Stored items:

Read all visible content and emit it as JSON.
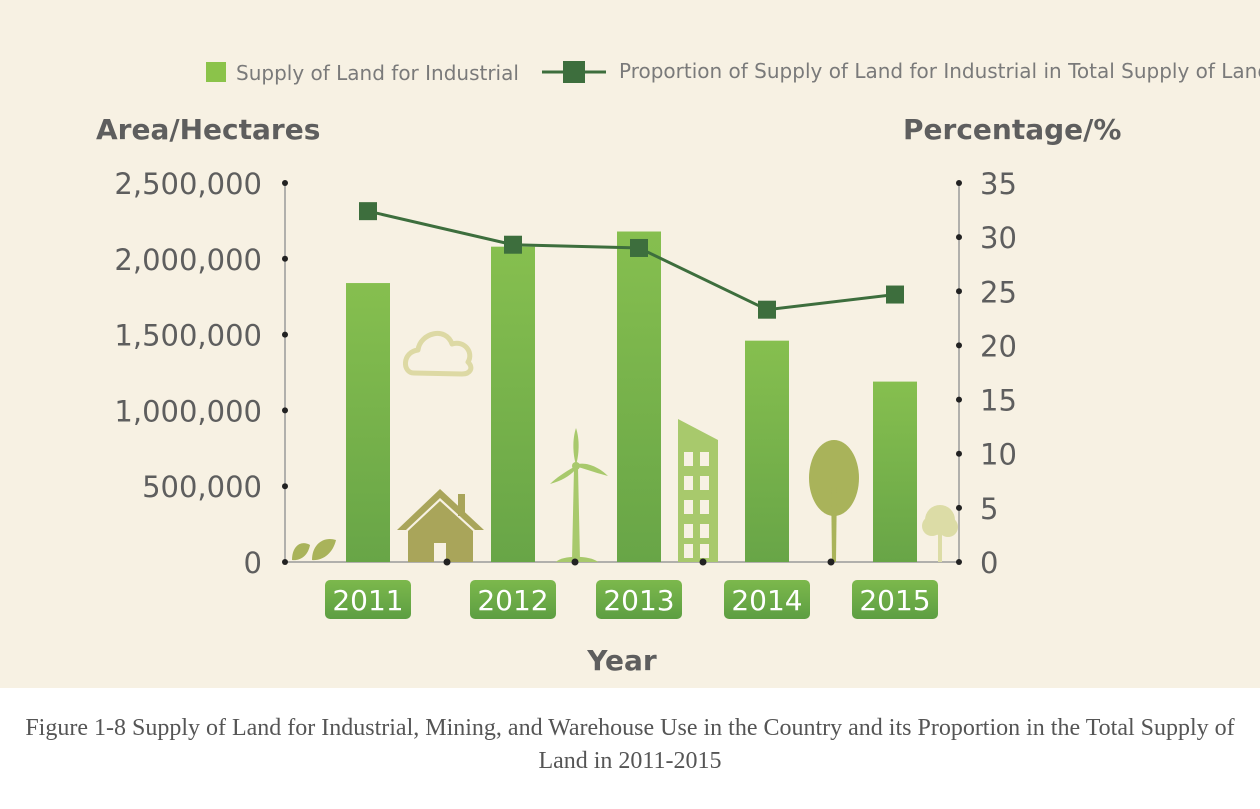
{
  "chart_data": {
    "type": "bar",
    "categories": [
      "2011",
      "2012",
      "2013",
      "2014",
      "2015"
    ],
    "series": [
      {
        "name": "Supply of Land for Industrial",
        "kind": "bar",
        "axis": "left",
        "color": "#7ab648",
        "values": [
          1840000,
          2080000,
          2180000,
          1460000,
          1190000
        ]
      },
      {
        "name": "Proportion of Supply of Land for Industrial in Total Supply of Land",
        "kind": "line",
        "axis": "right",
        "color": "#3d6e3d",
        "values": [
          32.4,
          29.3,
          29.0,
          23.3,
          24.7
        ]
      }
    ],
    "xlabel": "Year",
    "ylabel": "Area/Hectares",
    "y2label": "Percentage/%",
    "ylim": [
      0,
      2500000
    ],
    "y2lim": [
      0,
      35
    ],
    "yticks": [
      "0",
      "500,000",
      "1,000,000",
      "1,500,000",
      "2,000,000",
      "2,500,000"
    ],
    "y2ticks": [
      "0",
      "5",
      "10",
      "15",
      "20",
      "25",
      "30",
      "35"
    ],
    "legend_position": "top",
    "grid": false
  },
  "caption": "Figure 1-8 Supply of Land for Industrial, Mining, and Warehouse Use in the Country and its Proportion in the Total Supply of Land in 2011-2015",
  "colors": {
    "background": "#f7f1e3",
    "bar": "#7ab648",
    "line": "#3d6e3d",
    "text": "#5e5e5e",
    "decoration": "#a9b35a"
  },
  "decorations": [
    "leaf-icon",
    "cloud-icon",
    "house-icon",
    "wind-turbine-icon",
    "building-icon",
    "tree-icon",
    "small-tree-icon"
  ]
}
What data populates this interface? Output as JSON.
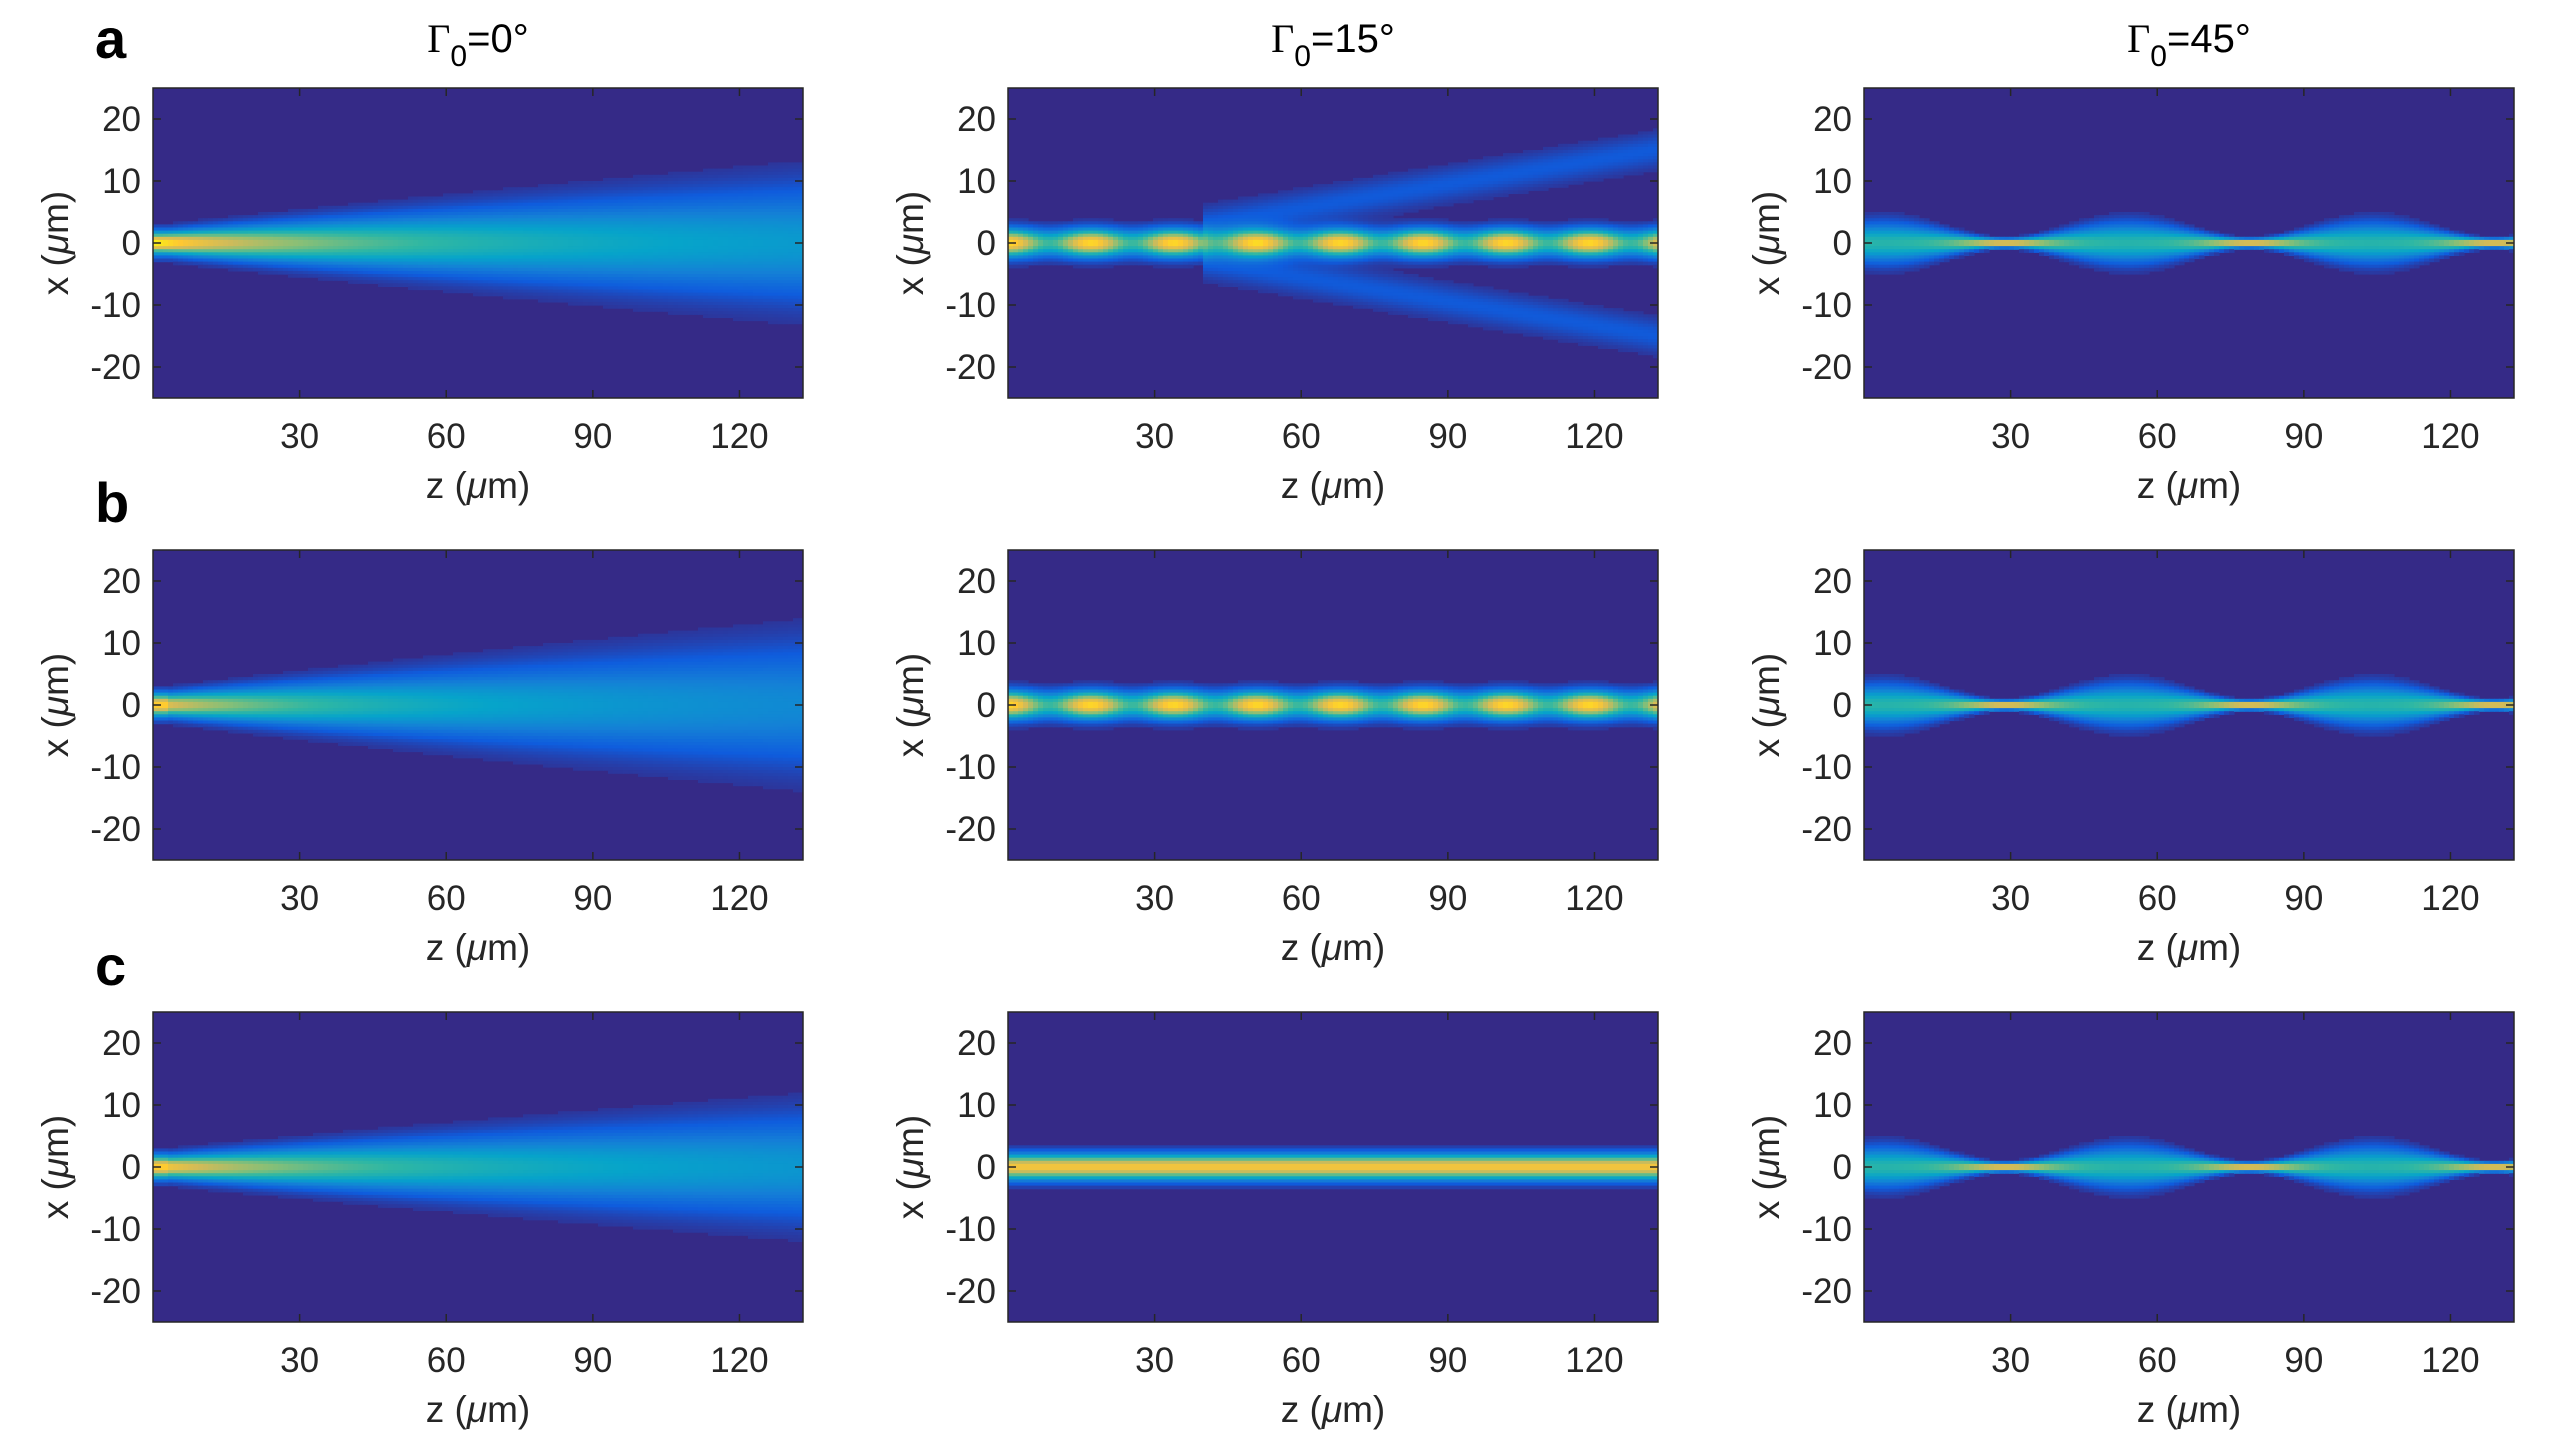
{
  "rows": [
    {
      "letter": "a"
    },
    {
      "letter": "b"
    },
    {
      "letter": "c"
    }
  ],
  "columns": [
    {
      "symbol": "Γ",
      "subscript": "0",
      "value": "=0°",
      "pattern": "diverging"
    },
    {
      "symbol": "Γ",
      "subscript": "0",
      "value": "=15°",
      "pattern": "oscillating"
    },
    {
      "symbol": "Γ",
      "subscript": "0",
      "value": "=45°",
      "pattern": "breathing"
    }
  ],
  "axes": {
    "xlabel_pre": "z (",
    "xlabel_mu": "μ",
    "xlabel_post": "m)",
    "ylabel_pre": "x (",
    "ylabel_mu": "μ",
    "ylabel_post": "m)"
  },
  "colors": {
    "background": "#352A87",
    "colormap": [
      "#352A87",
      "#0F5CDD",
      "#1481D6",
      "#06A4CA",
      "#2EB7A4",
      "#87BF77",
      "#D1BB59",
      "#FEC832",
      "#F9FB0E"
    ]
  },
  "chart_data": {
    "type": "heatmap",
    "description_panels": "3 rows (a, b, c) x 3 columns of intensity maps",
    "x_axis": {
      "label": "z (μm)",
      "range": [
        0,
        133
      ],
      "ticks": [
        30,
        60,
        90,
        120
      ]
    },
    "y_axis": {
      "label": "x (μm)",
      "range": [
        -25,
        25
      ],
      "ticks": [
        20,
        10,
        0,
        -10,
        -20
      ]
    },
    "panels": [
      {
        "row": "a",
        "column": "Γ0=0°",
        "pattern": "diverging",
        "beam_halfwidth_start": 2,
        "beam_halfwidth_end": 11,
        "peak_intensity_at_start": 0.95,
        "side_lobes": false
      },
      {
        "row": "a",
        "column": "Γ0=15°",
        "pattern": "oscillating",
        "beam_halfwidth": 2,
        "period": 17,
        "side_lobes": true,
        "side_lobe_offset_at_end": 15
      },
      {
        "row": "a",
        "column": "Γ0=45°",
        "pattern": "breathing",
        "beam_halfwidth_min": 0.6,
        "beam_halfwidth_max": 3,
        "period": 50
      },
      {
        "row": "b",
        "column": "Γ0=0°",
        "pattern": "diverging",
        "beam_halfwidth_start": 2,
        "beam_halfwidth_end": 12,
        "peak_intensity_at_start": 0.8,
        "side_lobes": false
      },
      {
        "row": "b",
        "column": "Γ0=15°",
        "pattern": "oscillating",
        "beam_halfwidth": 2,
        "period": 17,
        "side_lobes": false
      },
      {
        "row": "b",
        "column": "Γ0=45°",
        "pattern": "breathing",
        "beam_halfwidth_min": 0.6,
        "beam_halfwidth_max": 3,
        "period": 50
      },
      {
        "row": "c",
        "column": "Γ0=0°",
        "pattern": "diverging",
        "beam_halfwidth_start": 2,
        "beam_halfwidth_end": 10,
        "peak_intensity_at_start": 0.85,
        "side_lobes": false
      },
      {
        "row": "c",
        "column": "Γ0=15°",
        "pattern": "uniform",
        "beam_halfwidth": 1.8,
        "side_lobes": false
      },
      {
        "row": "c",
        "column": "Γ0=45°",
        "pattern": "breathing",
        "beam_halfwidth_min": 0.6,
        "beam_halfwidth_max": 3,
        "period": 50
      }
    ]
  }
}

WHAT IS REQUIRED: Exclude all images and restate the records above word for word.

EXPECTED ANSWER:
Read all visible content and emit it as JSON.
{
  "chart_data": {
    "type": "bar",
    "categories": [
      "2011",
      "2012",
      "2013",
      "2014",
      "2015"
    ],
    "series": [
      {
        "name": "Supply of Land for Industrial",
        "kind": "bar",
        "axis": "left",
        "color": "#7ab648",
        "values": [
          1840000,
          2080000,
          2180000,
          1460000,
          1190000
        ]
      },
      {
        "name": "Proportion of Supply of Land for Industrial in Total Supply of Land",
        "kind": "line",
        "axis": "right",
        "color": "#3d6e3d",
        "values": [
          32.4,
          29.3,
          29.0,
          23.3,
          24.7
        ]
      }
    ],
    "xlabel": "Year",
    "ylabel": "Area/Hectares",
    "y2label": "Percentage/%",
    "ylim": [
      0,
      2500000
    ],
    "y2lim": [
      0,
      35
    ],
    "yticks": [
      "0",
      "500,000",
      "1,000,000",
      "1,500,000",
      "2,000,000",
      "2,500,000"
    ],
    "y2ticks": [
      "0",
      "5",
      "10",
      "15",
      "20",
      "25",
      "30",
      "35"
    ],
    "legend_position": "top",
    "grid": false
  },
  "caption": "Figure 1-8 Supply of Land for Industrial, Mining, and Warehouse Use in the Country and its Proportion in the Total Supply of Land in 2011-2015",
  "colors": {
    "background": "#f7f1e3",
    "bar": "#7ab648",
    "line": "#3d6e3d",
    "text": "#5e5e5e",
    "decoration": "#a9b35a"
  },
  "decorations": [
    "leaf-icon",
    "cloud-icon",
    "house-icon",
    "wind-turbine-icon",
    "building-icon",
    "tree-icon",
    "small-tree-icon"
  ]
}
What data populates this interface? Output as JSON.
{
  "rows": [
    {
      "letter": "a"
    },
    {
      "letter": "b"
    },
    {
      "letter": "c"
    }
  ],
  "columns": [
    {
      "symbol": "Γ",
      "subscript": "0",
      "value": "=0°",
      "pattern": "diverging"
    },
    {
      "symbol": "Γ",
      "subscript": "0",
      "value": "=15°",
      "pattern": "oscillating"
    },
    {
      "symbol": "Γ",
      "subscript": "0",
      "value": "=45°",
      "pattern": "breathing"
    }
  ],
  "axes": {
    "xlabel_pre": "z (",
    "xlabel_mu": "μ",
    "xlabel_post": "m)",
    "ylabel_pre": "x (",
    "ylabel_mu": "μ",
    "ylabel_post": "m)"
  },
  "colors": {
    "background": "#352A87",
    "colormap": [
      "#352A87",
      "#0F5CDD",
      "#1481D6",
      "#06A4CA",
      "#2EB7A4",
      "#87BF77",
      "#D1BB59",
      "#FEC832",
      "#F9FB0E"
    ]
  },
  "chart_data": {
    "type": "heatmap",
    "description_panels": "3 rows (a, b, c) x 3 columns of intensity maps",
    "x_axis": {
      "label": "z (μm)",
      "range": [
        0,
        133
      ],
      "ticks": [
        30,
        60,
        90,
        120
      ]
    },
    "y_axis": {
      "label": "x (μm)",
      "range": [
        -25,
        25
      ],
      "ticks": [
        20,
        10,
        0,
        -10,
        -20
      ]
    },
    "panels": [
      {
        "row": "a",
        "column": "Γ0=0°",
        "pattern": "diverging",
        "beam_halfwidth_start": 2,
        "beam_halfwidth_end": 11,
        "peak_intensity_at_start": 0.95,
        "side_lobes": false
      },
      {
        "row": "a",
        "column": "Γ0=15°",
        "pattern": "oscillating",
        "beam_halfwidth": 2,
        "period": 17,
        "side_lobes": true,
        "side_lobe_offset_at_end": 15
      },
      {
        "row": "a",
        "column": "Γ0=45°",
        "pattern": "breathing",
        "beam_halfwidth_min": 0.6,
        "beam_halfwidth_max": 3,
        "period": 50
      },
      {
        "row": "b",
        "column": "Γ0=0°",
        "pattern": "diverging",
        "beam_halfwidth_start": 2,
        "beam_halfwidth_end": 12,
        "peak_intensity_at_start": 0.8,
        "side_lobes": false
      },
      {
        "row": "b",
        "column": "Γ0=15°",
        "pattern": "oscillating",
        "beam_halfwidth": 2,
        "period": 17,
        "side_lobes": false
      },
      {
        "row": "b",
        "column": "Γ0=45°",
        "pattern": "breathing",
        "beam_halfwidth_min": 0.6,
        "beam_halfwidth_max": 3,
        "period": 50
      },
      {
        "row": "c",
        "column": "Γ0=0°",
        "pattern": "diverging",
        "beam_halfwidth_start": 2,
        "beam_halfwidth_end": 10,
        "peak_intensity_at_start": 0.85,
        "side_lobes": false
      },
      {
        "row": "c",
        "column": "Γ0=15°",
        "pattern": "uniform",
        "beam_halfwidth": 1.8,
        "side_lobes": false
      },
      {
        "row": "c",
        "column": "Γ0=45°",
        "pattern": "breathing",
        "beam_halfwidth_min": 0.6,
        "beam_halfwidth_max": 3,
        "period": 50
      }
    ]
  }
}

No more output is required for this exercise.